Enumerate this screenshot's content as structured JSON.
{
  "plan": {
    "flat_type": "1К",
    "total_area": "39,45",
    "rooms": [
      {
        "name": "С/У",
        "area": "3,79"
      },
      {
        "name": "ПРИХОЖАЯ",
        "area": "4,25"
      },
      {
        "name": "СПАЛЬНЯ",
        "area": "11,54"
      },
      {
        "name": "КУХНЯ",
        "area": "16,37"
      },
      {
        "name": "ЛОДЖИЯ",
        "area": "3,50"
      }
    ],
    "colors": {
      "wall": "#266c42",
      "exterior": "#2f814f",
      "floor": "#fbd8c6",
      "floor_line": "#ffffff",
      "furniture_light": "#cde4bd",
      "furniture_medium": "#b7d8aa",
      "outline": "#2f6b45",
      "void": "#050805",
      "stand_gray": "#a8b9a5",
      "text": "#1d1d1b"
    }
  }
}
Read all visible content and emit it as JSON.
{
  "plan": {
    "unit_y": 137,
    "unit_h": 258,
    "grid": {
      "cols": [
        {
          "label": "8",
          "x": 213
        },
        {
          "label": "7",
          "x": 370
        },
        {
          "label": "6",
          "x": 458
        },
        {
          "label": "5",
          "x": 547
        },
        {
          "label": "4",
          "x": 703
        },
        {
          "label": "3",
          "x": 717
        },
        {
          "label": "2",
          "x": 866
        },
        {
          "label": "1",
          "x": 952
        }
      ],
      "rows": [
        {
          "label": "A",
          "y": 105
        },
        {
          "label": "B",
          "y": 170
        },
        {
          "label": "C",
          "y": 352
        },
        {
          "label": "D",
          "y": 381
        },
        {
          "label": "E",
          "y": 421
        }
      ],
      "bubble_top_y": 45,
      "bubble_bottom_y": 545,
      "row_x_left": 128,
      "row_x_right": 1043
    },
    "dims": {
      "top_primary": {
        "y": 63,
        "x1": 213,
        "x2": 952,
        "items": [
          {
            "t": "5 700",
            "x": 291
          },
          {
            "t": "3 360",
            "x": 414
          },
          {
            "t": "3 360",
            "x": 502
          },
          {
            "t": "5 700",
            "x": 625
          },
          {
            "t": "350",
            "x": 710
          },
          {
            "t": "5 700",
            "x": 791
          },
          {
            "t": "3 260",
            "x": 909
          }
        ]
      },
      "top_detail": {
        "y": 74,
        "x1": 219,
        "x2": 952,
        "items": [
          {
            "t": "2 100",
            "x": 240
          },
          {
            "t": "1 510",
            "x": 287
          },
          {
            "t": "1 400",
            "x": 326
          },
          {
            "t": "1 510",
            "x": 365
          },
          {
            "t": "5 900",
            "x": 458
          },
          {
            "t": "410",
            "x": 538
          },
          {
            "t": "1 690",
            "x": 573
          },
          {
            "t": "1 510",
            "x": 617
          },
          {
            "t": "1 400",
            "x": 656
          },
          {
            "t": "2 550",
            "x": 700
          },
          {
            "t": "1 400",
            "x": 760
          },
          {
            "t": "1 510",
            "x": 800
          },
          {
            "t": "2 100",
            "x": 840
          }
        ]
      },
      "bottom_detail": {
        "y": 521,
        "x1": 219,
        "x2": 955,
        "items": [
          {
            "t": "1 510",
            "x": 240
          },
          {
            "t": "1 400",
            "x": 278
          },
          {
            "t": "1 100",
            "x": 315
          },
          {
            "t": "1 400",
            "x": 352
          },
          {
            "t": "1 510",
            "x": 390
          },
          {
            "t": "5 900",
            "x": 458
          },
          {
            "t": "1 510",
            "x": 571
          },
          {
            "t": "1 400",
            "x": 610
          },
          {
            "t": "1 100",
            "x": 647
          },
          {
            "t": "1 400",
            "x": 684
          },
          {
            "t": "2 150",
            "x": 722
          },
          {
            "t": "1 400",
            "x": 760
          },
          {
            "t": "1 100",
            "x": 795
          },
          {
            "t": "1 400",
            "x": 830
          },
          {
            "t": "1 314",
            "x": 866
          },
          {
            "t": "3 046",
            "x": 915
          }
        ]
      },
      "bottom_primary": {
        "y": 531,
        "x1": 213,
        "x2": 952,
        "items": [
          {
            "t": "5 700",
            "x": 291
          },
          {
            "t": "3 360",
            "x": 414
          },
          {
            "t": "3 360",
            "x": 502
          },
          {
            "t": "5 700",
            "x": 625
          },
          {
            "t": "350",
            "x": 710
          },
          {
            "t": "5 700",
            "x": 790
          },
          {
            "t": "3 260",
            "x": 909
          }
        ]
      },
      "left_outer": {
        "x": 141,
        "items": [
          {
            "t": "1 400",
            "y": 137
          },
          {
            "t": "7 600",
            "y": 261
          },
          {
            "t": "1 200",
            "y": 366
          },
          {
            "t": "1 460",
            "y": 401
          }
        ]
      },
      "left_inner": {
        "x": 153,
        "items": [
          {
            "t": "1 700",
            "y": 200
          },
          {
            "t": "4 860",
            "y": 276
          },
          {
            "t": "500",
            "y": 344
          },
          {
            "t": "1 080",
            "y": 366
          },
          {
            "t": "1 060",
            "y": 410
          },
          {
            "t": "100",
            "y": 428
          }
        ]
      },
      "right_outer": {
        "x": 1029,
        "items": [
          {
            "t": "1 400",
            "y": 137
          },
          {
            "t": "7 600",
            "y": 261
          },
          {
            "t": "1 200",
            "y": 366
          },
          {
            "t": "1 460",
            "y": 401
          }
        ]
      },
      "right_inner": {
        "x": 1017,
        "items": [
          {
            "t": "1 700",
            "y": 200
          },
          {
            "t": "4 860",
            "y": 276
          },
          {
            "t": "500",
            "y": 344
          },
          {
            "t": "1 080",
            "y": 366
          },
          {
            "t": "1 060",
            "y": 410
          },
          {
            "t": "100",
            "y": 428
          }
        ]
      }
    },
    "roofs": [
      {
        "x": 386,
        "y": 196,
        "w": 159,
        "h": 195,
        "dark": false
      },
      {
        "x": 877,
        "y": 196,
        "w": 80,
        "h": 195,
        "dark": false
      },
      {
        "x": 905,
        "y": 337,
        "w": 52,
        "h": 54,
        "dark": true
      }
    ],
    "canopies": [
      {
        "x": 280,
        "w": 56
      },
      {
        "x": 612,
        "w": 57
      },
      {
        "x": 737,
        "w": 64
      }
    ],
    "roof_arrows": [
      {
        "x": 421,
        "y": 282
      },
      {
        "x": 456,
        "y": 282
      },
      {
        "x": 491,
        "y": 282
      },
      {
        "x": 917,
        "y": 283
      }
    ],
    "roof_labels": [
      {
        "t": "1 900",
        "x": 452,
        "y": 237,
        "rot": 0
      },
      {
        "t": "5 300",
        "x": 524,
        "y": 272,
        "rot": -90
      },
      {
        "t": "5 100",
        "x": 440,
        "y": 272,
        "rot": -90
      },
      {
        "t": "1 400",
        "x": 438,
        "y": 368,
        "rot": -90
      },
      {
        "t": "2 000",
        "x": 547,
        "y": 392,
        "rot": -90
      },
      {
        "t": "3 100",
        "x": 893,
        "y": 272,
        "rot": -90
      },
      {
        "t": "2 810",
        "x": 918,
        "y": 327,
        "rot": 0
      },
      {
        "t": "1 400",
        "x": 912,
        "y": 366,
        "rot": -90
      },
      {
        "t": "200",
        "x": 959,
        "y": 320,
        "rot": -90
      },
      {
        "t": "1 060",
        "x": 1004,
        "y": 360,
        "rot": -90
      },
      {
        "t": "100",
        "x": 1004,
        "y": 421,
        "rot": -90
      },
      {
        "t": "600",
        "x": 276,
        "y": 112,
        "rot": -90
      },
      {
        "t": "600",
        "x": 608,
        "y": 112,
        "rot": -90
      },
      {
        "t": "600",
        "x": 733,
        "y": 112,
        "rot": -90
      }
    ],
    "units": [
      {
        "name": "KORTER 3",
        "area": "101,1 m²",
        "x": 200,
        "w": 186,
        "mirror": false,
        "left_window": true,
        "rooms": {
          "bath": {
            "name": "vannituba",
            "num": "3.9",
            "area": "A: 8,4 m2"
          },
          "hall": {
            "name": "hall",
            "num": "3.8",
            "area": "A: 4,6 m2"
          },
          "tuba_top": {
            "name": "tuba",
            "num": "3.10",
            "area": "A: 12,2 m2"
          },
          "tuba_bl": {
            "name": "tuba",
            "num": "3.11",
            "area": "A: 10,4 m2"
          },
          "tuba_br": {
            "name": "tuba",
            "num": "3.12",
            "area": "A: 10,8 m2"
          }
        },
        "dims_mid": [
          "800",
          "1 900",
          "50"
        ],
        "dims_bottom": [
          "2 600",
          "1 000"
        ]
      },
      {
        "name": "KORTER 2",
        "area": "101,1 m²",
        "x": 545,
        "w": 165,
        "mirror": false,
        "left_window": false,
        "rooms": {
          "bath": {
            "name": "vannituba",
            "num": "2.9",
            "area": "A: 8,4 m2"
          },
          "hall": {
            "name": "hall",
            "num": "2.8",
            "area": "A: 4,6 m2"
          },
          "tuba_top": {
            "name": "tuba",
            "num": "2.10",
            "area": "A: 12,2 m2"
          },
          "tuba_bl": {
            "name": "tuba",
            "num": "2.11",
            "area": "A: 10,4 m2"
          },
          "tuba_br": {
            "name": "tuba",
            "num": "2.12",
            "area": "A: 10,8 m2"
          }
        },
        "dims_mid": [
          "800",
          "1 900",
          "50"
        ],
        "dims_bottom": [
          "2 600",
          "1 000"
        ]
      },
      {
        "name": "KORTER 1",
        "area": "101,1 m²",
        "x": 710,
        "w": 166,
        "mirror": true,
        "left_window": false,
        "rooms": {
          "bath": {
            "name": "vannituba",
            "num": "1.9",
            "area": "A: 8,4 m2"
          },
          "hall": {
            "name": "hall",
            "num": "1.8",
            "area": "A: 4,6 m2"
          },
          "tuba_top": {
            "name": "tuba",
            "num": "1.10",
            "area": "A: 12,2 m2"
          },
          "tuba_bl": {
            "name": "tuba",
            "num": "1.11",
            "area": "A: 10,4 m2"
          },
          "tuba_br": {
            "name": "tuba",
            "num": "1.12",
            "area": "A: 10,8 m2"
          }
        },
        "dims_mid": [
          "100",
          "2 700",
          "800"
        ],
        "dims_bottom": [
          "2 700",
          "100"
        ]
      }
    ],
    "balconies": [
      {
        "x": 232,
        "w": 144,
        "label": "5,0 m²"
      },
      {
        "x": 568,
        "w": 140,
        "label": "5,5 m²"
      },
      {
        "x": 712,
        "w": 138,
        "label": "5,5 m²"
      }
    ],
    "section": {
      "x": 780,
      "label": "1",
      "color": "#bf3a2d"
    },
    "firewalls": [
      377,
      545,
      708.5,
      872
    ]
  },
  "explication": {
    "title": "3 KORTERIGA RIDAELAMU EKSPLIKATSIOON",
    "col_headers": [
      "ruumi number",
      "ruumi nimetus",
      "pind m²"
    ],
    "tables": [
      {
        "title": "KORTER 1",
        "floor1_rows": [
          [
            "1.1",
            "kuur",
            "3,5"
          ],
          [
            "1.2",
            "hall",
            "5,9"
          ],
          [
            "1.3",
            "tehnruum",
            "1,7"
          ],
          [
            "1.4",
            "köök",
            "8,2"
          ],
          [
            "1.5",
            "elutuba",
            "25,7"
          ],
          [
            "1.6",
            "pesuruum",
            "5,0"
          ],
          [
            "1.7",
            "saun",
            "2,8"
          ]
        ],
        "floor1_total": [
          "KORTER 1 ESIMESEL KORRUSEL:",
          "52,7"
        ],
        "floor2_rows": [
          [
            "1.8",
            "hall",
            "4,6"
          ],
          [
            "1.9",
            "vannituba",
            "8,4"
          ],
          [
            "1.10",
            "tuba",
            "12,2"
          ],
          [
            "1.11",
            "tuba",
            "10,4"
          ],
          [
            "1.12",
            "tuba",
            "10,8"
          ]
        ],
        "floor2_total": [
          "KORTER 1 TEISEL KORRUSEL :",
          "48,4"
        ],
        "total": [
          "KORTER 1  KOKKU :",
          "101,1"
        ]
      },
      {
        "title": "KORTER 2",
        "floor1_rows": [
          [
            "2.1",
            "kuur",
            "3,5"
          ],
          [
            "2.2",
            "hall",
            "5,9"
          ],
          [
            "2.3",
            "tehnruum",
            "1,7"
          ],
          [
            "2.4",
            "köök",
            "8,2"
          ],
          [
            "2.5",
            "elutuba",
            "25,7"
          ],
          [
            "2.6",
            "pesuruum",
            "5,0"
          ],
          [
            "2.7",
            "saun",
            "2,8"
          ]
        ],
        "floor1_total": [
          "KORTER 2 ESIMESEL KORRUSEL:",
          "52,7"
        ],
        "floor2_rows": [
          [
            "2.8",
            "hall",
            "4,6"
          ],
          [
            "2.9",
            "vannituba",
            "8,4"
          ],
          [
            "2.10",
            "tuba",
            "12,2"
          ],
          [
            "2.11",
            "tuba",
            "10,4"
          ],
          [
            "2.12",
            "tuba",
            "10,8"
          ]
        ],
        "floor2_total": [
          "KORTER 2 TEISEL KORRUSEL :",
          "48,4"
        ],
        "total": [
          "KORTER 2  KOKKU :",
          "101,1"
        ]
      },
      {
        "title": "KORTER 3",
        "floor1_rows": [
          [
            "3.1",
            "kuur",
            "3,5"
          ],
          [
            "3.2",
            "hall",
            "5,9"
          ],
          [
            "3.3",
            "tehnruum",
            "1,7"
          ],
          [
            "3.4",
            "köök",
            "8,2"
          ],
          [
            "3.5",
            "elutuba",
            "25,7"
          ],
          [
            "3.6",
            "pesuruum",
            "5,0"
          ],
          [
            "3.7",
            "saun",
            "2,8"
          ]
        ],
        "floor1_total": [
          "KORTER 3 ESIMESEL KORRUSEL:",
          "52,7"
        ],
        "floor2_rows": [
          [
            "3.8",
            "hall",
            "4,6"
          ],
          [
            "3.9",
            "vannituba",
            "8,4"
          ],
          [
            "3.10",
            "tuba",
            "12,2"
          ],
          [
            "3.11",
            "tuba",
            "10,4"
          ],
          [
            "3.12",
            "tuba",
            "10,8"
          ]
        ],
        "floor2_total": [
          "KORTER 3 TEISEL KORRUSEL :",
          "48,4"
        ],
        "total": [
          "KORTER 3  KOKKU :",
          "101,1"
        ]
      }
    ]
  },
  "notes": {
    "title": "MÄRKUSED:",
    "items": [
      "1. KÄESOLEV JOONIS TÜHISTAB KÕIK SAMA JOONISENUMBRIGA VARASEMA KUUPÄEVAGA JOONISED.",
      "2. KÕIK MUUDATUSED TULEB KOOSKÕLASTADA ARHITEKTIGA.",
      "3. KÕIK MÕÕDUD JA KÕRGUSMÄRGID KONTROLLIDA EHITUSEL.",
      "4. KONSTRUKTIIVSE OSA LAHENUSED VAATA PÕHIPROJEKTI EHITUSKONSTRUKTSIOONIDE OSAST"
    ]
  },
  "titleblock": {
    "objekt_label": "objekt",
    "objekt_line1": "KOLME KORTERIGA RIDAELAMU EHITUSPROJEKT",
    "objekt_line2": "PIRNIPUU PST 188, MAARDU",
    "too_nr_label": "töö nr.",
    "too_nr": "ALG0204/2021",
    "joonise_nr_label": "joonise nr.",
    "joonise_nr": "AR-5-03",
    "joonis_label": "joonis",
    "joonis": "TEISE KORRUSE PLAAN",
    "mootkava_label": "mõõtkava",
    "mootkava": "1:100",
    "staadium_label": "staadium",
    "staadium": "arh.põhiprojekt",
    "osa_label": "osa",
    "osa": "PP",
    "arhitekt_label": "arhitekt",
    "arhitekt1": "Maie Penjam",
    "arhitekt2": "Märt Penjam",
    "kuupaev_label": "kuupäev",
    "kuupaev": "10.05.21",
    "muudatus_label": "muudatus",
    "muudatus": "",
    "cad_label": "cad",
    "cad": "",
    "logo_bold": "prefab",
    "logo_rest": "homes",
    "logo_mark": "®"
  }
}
====
• [Problem statement]: Go through the records and show every line with the string "ESIMESEL" in it.

• [Correct response]:
          "KORTER 1 ESIMESEL KORRUSEL:",
          "KORTER 2 ESIMESEL KORRUSEL:",
          "KORTER 3 ESIMESEL KORRUSEL:",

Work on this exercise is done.